Dataset entries:
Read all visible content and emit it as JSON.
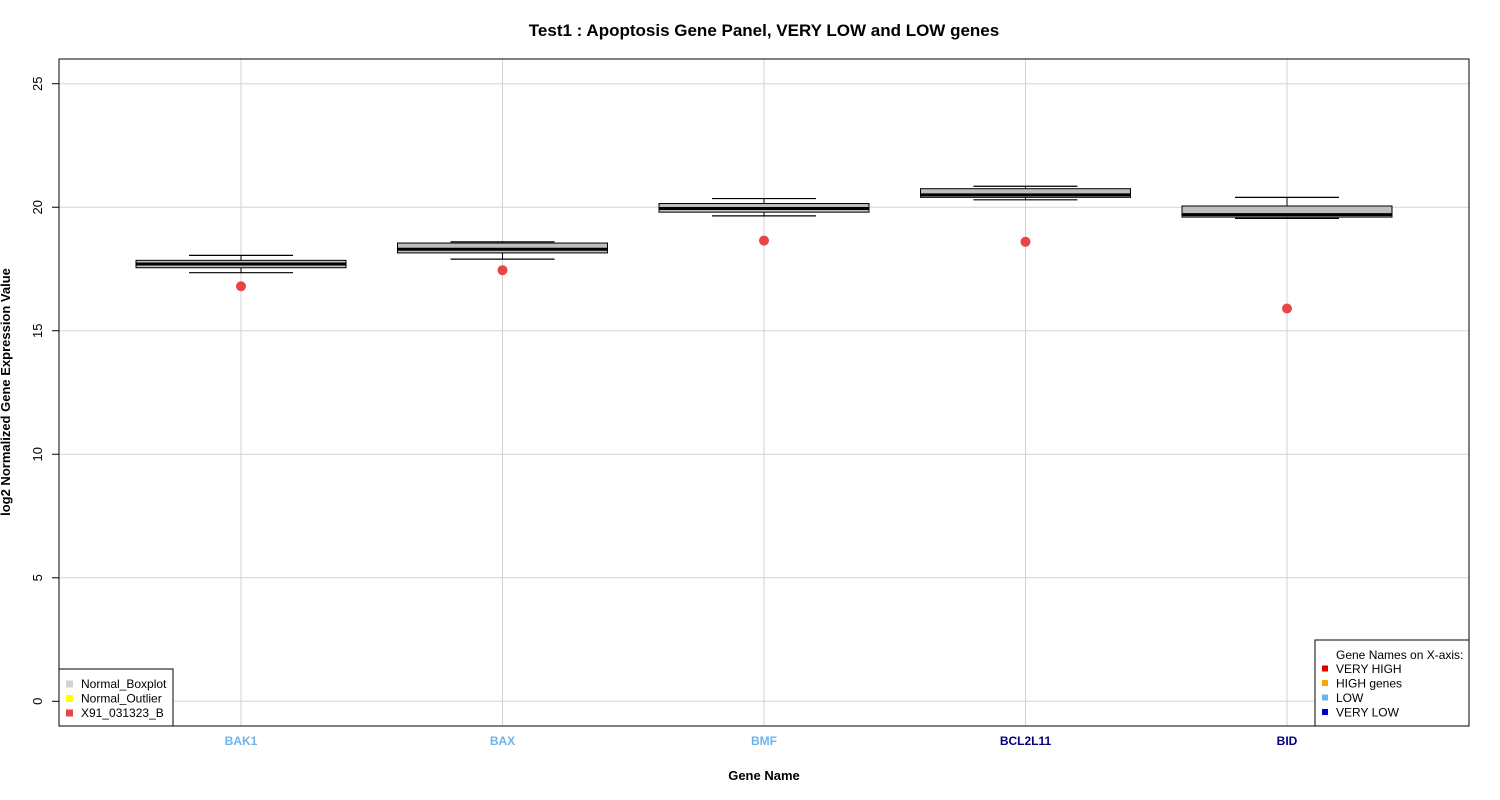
{
  "chart_data": {
    "type": "box",
    "title": "Test1 : Apoptosis Gene Panel, VERY LOW and LOW genes",
    "xlabel": "Gene Name",
    "ylabel": "log2 Normalized Gene Expression Value",
    "ylim": [
      -1,
      26
    ],
    "yticks": [
      0,
      5,
      10,
      15,
      20,
      25
    ],
    "grid": true,
    "categories": [
      "BAK1",
      "BAX",
      "BMF",
      "BCL2L11",
      "BID"
    ],
    "category_colors": [
      "#6CB4EE",
      "#6CB4EE",
      "#6CB4EE",
      "#000080",
      "#000080"
    ],
    "boxes": [
      {
        "name": "BAK1",
        "whisker_low": 17.35,
        "q1": 17.55,
        "median": 17.7,
        "q3": 17.85,
        "whisker_high": 18.05
      },
      {
        "name": "BAX",
        "whisker_low": 17.9,
        "q1": 18.15,
        "median": 18.3,
        "q3": 18.55,
        "whisker_high": 18.6
      },
      {
        "name": "BMF",
        "whisker_low": 19.65,
        "q1": 19.8,
        "median": 19.95,
        "q3": 20.15,
        "whisker_high": 20.35
      },
      {
        "name": "BCL2L11",
        "whisker_low": 20.3,
        "q1": 20.4,
        "median": 20.5,
        "q3": 20.75,
        "whisker_high": 20.85
      },
      {
        "name": "BID",
        "whisker_low": 19.55,
        "q1": 19.6,
        "median": 19.7,
        "q3": 20.05,
        "whisker_high": 20.4
      }
    ],
    "sample_points": {
      "name": "X91_031323_B",
      "color": "#E84545",
      "values": [
        16.8,
        17.45,
        18.65,
        18.6,
        15.9
      ]
    },
    "box_fill": "#BEBEBE",
    "legend_left": {
      "placement": "bottom-left",
      "entries": [
        {
          "label": "Normal_Boxplot",
          "color": "#D3D3D3"
        },
        {
          "label": "Normal_Outlier",
          "color": "#FFFF00"
        },
        {
          "label": "X91_031323_B",
          "color": "#E84545"
        }
      ]
    },
    "legend_right": {
      "placement": "bottom-right",
      "title": "Gene Names on X-axis:",
      "entries": [
        {
          "label": "VERY HIGH",
          "color": "#E00000"
        },
        {
          "label": "HIGH genes",
          "color": "#FFA500"
        },
        {
          "label": "LOW",
          "color": "#6CB4EE"
        },
        {
          "label": "VERY LOW",
          "color": "#0000CC"
        }
      ]
    }
  }
}
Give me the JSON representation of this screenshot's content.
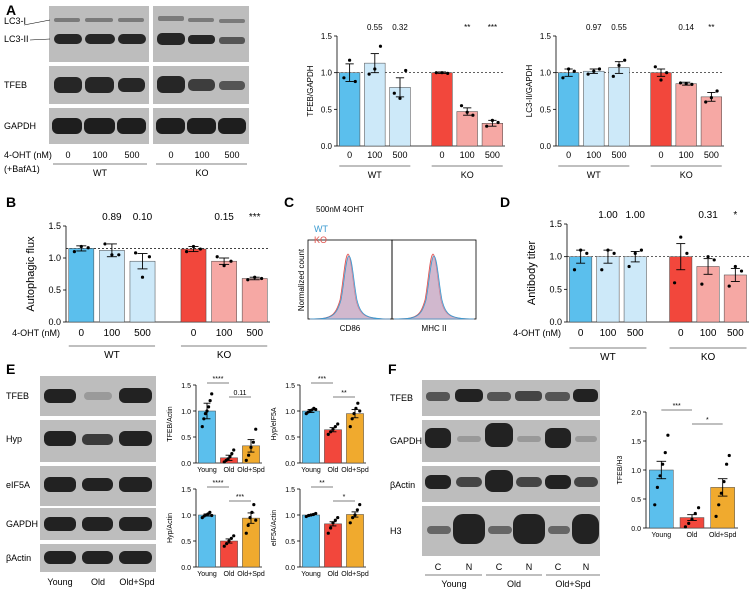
{
  "colors": {
    "wt": "#5bbfed",
    "wt_light": "#cde9f9",
    "ko": "#f2473c",
    "ko_light": "#f6a8a4",
    "yellow": "#f0aa2e",
    "blot_bg": "#b9b9b9",
    "band": "#1e1e1e"
  },
  "panels": {
    "A": "A",
    "B": "B",
    "C": "C",
    "D": "D",
    "E": "E",
    "F": "F"
  },
  "blotA": {
    "rows": [
      "LC3-I",
      "LC3-II",
      "TFEB",
      "GAPDH"
    ],
    "treatment_label": "4-OHT (nM)",
    "bafa1_label": "(+BafA1)",
    "lanes": [
      "0",
      "100",
      "500",
      "0",
      "100",
      "500"
    ],
    "groups": [
      "WT",
      "KO"
    ]
  },
  "blotE": {
    "rows": [
      "TFEB",
      "Hyp",
      "eIF5A",
      "GAPDH",
      "βActin"
    ],
    "lanes": [
      "Young",
      "Old",
      "Old+Spd"
    ]
  },
  "blotF": {
    "rows": [
      "TFEB",
      "GAPDH",
      "βActin",
      "H3"
    ],
    "lanes": [
      "C",
      "N",
      "C",
      "N",
      "C",
      "N"
    ],
    "groups": [
      "Young",
      "Old",
      "Old+Spd"
    ]
  },
  "flow": {
    "title": "500nM 4OHT",
    "legend": [
      "WT",
      "KO"
    ],
    "ylabel": "Normalized count",
    "xlabels": [
      "CD86",
      "MHC II"
    ]
  },
  "chart_data": [
    {
      "id": "A1",
      "type": "bar",
      "ylabel": "TFEB/GAPDH",
      "ylim": [
        0,
        1.5
      ],
      "yticks": [
        0.0,
        0.5,
        1.0,
        1.5
      ],
      "categories": [
        "0",
        "100",
        "500",
        "0",
        "100",
        "500"
      ],
      "values": [
        1.0,
        1.13,
        0.8,
        1.0,
        0.47,
        0.31
      ],
      "errors": [
        0.12,
        0.13,
        0.13,
        0.01,
        0.05,
        0.04
      ],
      "points": [
        [
          0.93,
          1.17,
          0.88
        ],
        [
          0.98,
          1.05,
          1.36
        ],
        [
          0.72,
          0.65,
          1.03
        ],
        [
          1.0,
          1.0,
          0.99
        ],
        [
          0.55,
          0.46,
          0.42
        ],
        [
          0.27,
          0.35,
          0.32
        ]
      ],
      "annotations": [
        "",
        "0.55",
        "0.32",
        "",
        "**",
        "***"
      ],
      "groups": [
        "WT",
        "KO"
      ],
      "reference_line": 1.0
    },
    {
      "id": "A2",
      "type": "bar",
      "ylabel": "LC3-II/GAPDH",
      "ylim": [
        0,
        1.5
      ],
      "yticks": [
        0.0,
        0.5,
        1.0,
        1.5
      ],
      "categories": [
        "0",
        "100",
        "500",
        "0",
        "100",
        "500"
      ],
      "values": [
        1.0,
        1.02,
        1.07,
        1.0,
        0.85,
        0.67
      ],
      "errors": [
        0.05,
        0.03,
        0.08,
        0.05,
        0.02,
        0.06
      ],
      "points": [
        [
          0.93,
          1.05,
          1.02
        ],
        [
          0.98,
          1.02,
          1.05
        ],
        [
          0.95,
          1.1,
          1.17
        ],
        [
          1.08,
          0.9,
          1.0
        ],
        [
          0.86,
          0.85,
          0.84
        ],
        [
          0.6,
          0.66,
          0.75
        ]
      ],
      "annotations": [
        "",
        "0.97",
        "0.55",
        "",
        "0.14",
        "**"
      ],
      "groups": [
        "WT",
        "KO"
      ],
      "reference_line": 1.0
    },
    {
      "id": "B",
      "type": "bar",
      "ylabel": "Autophagic flux",
      "ylim": [
        0,
        1.5
      ],
      "yticks": [
        0.0,
        0.5,
        1.0,
        1.5
      ],
      "categories": [
        "0",
        "100",
        "500",
        "0",
        "100",
        "500"
      ],
      "values": [
        1.15,
        1.12,
        0.95,
        1.14,
        0.95,
        0.68
      ],
      "errors": [
        0.04,
        0.1,
        0.12,
        0.04,
        0.05,
        0.02
      ],
      "points": [
        [
          1.1,
          1.18,
          1.16
        ],
        [
          1.22,
          1.05,
          1.05
        ],
        [
          1.08,
          0.7,
          1.02
        ],
        [
          1.1,
          1.18,
          1.14
        ],
        [
          1.02,
          0.88,
          0.95
        ],
        [
          0.66,
          0.7,
          0.68
        ]
      ],
      "annotations": [
        "",
        "0.89",
        "0.10",
        "",
        "0.15",
        "***"
      ],
      "groups": [
        "WT",
        "KO"
      ],
      "xlabel": "4-OHT (nM)",
      "reference_line": 1.15
    },
    {
      "id": "D",
      "type": "bar",
      "ylabel": "Antibody titer",
      "ylim": [
        0,
        1.5
      ],
      "yticks": [
        0.0,
        0.5,
        1.0,
        1.5
      ],
      "categories": [
        "0",
        "100",
        "500",
        "0",
        "100",
        "500"
      ],
      "values": [
        1.0,
        1.0,
        1.0,
        1.0,
        0.85,
        0.72
      ],
      "errors": [
        0.1,
        0.1,
        0.08,
        0.2,
        0.12,
        0.1
      ],
      "points": [
        [
          0.8,
          1.1,
          1.05
        ],
        [
          0.8,
          1.1,
          1.05
        ],
        [
          0.85,
          1.05,
          1.1
        ],
        [
          0.6,
          1.3,
          1.05
        ],
        [
          0.58,
          1.0,
          0.95
        ],
        [
          0.55,
          0.85,
          0.78
        ]
      ],
      "annotations": [
        "",
        "1.00",
        "1.00",
        "",
        "0.31",
        "*"
      ],
      "groups": [
        "WT",
        "KO"
      ],
      "xlabel": "4-OHT (nM)",
      "reference_line": 1.0
    },
    {
      "id": "E1",
      "type": "bar",
      "ylabel": "TFEB/Actin",
      "ylim": [
        0,
        1.5
      ],
      "yticks": [
        0.0,
        0.5,
        1.0,
        1.5
      ],
      "categories": [
        "Young",
        "Old",
        "Old+Spd"
      ],
      "values": [
        1.0,
        0.1,
        0.33
      ],
      "errors": [
        0.15,
        0.05,
        0.12
      ],
      "points": [
        [
          0.7,
          0.85,
          0.95,
          1.0,
          1.08,
          1.2,
          1.33
        ],
        [
          0.02,
          0.05,
          0.08,
          0.12,
          0.18,
          0.25
        ],
        [
          0.05,
          0.15,
          0.3,
          0.4,
          0.65
        ]
      ],
      "sig": [
        {
          "a": 0,
          "b": 1,
          "label": "****"
        },
        {
          "a": 1,
          "b": 2,
          "label": "0.11"
        }
      ]
    },
    {
      "id": "E2",
      "type": "bar",
      "ylabel": "Hyp/eIF5A",
      "ylim": [
        0,
        1.5
      ],
      "yticks": [
        0.0,
        0.5,
        1.0,
        1.5
      ],
      "categories": [
        "Young",
        "Old",
        "Old+Spd"
      ],
      "values": [
        1.0,
        0.64,
        0.95
      ],
      "errors": [
        0.03,
        0.04,
        0.08
      ],
      "points": [
        [
          0.95,
          0.98,
          1.0,
          1.02,
          1.05,
          1.03
        ],
        [
          0.55,
          0.6,
          0.65,
          0.7,
          0.75
        ],
        [
          0.7,
          0.85,
          0.95,
          1.05,
          1.15,
          1.0
        ]
      ],
      "sig": [
        {
          "a": 0,
          "b": 1,
          "label": "***"
        },
        {
          "a": 1,
          "b": 2,
          "label": "**"
        }
      ]
    },
    {
      "id": "E3",
      "type": "bar",
      "ylabel": "Hyp/Actin",
      "ylim": [
        0,
        1.5
      ],
      "yticks": [
        0.0,
        0.5,
        1.0,
        1.5
      ],
      "categories": [
        "Young",
        "Old",
        "Old+Spd"
      ],
      "values": [
        1.0,
        0.5,
        0.94
      ],
      "errors": [
        0.02,
        0.04,
        0.1
      ],
      "points": [
        [
          0.95,
          0.98,
          1.0,
          1.02,
          1.05,
          0.99
        ],
        [
          0.4,
          0.45,
          0.5,
          0.55,
          0.6
        ],
        [
          0.65,
          0.8,
          0.95,
          1.05,
          1.2,
          0.9
        ]
      ],
      "sig": [
        {
          "a": 0,
          "b": 1,
          "label": "****"
        },
        {
          "a": 1,
          "b": 2,
          "label": "***"
        }
      ]
    },
    {
      "id": "E4",
      "type": "bar",
      "ylabel": "eIF5A/Actin",
      "ylim": [
        0,
        1.5
      ],
      "yticks": [
        0.0,
        0.5,
        1.0,
        1.5
      ],
      "categories": [
        "Young",
        "Old",
        "Old+Spd"
      ],
      "values": [
        1.0,
        0.83,
        1.01
      ],
      "errors": [
        0.01,
        0.04,
        0.05
      ],
      "points": [
        [
          0.97,
          0.99,
          1.0,
          1.01,
          1.03
        ],
        [
          0.65,
          0.75,
          0.85,
          0.9,
          0.95
        ],
        [
          0.85,
          0.95,
          1.0,
          1.1,
          1.2
        ]
      ],
      "sig": [
        {
          "a": 0,
          "b": 1,
          "label": "**"
        },
        {
          "a": 1,
          "b": 2,
          "label": "*"
        }
      ]
    },
    {
      "id": "F",
      "type": "bar",
      "ylabel": "TFEB/H3",
      "ylim": [
        0,
        2.0
      ],
      "yticks": [
        0.0,
        0.5,
        1.0,
        1.5,
        2.0
      ],
      "categories": [
        "Young",
        "Old",
        "Old+Spd"
      ],
      "values": [
        1.0,
        0.18,
        0.7
      ],
      "errors": [
        0.15,
        0.05,
        0.15
      ],
      "points": [
        [
          0.4,
          0.7,
          0.9,
          1.1,
          1.3,
          1.6
        ],
        [
          0.02,
          0.08,
          0.15,
          0.25,
          0.35
        ],
        [
          0.2,
          0.4,
          0.6,
          0.8,
          1.1,
          1.25
        ]
      ],
      "sig": [
        {
          "a": 0,
          "b": 1,
          "label": "***"
        },
        {
          "a": 1,
          "b": 2,
          "label": "*"
        }
      ]
    }
  ]
}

The task: Please report every line among the entries that includes "title".

Answer:
    "title": "Test1 : Apoptosis Gene Panel, VERY LOW and LOW genes",
      "title": "Gene Names on X-axis:",
    "title": "500nM 4OHT",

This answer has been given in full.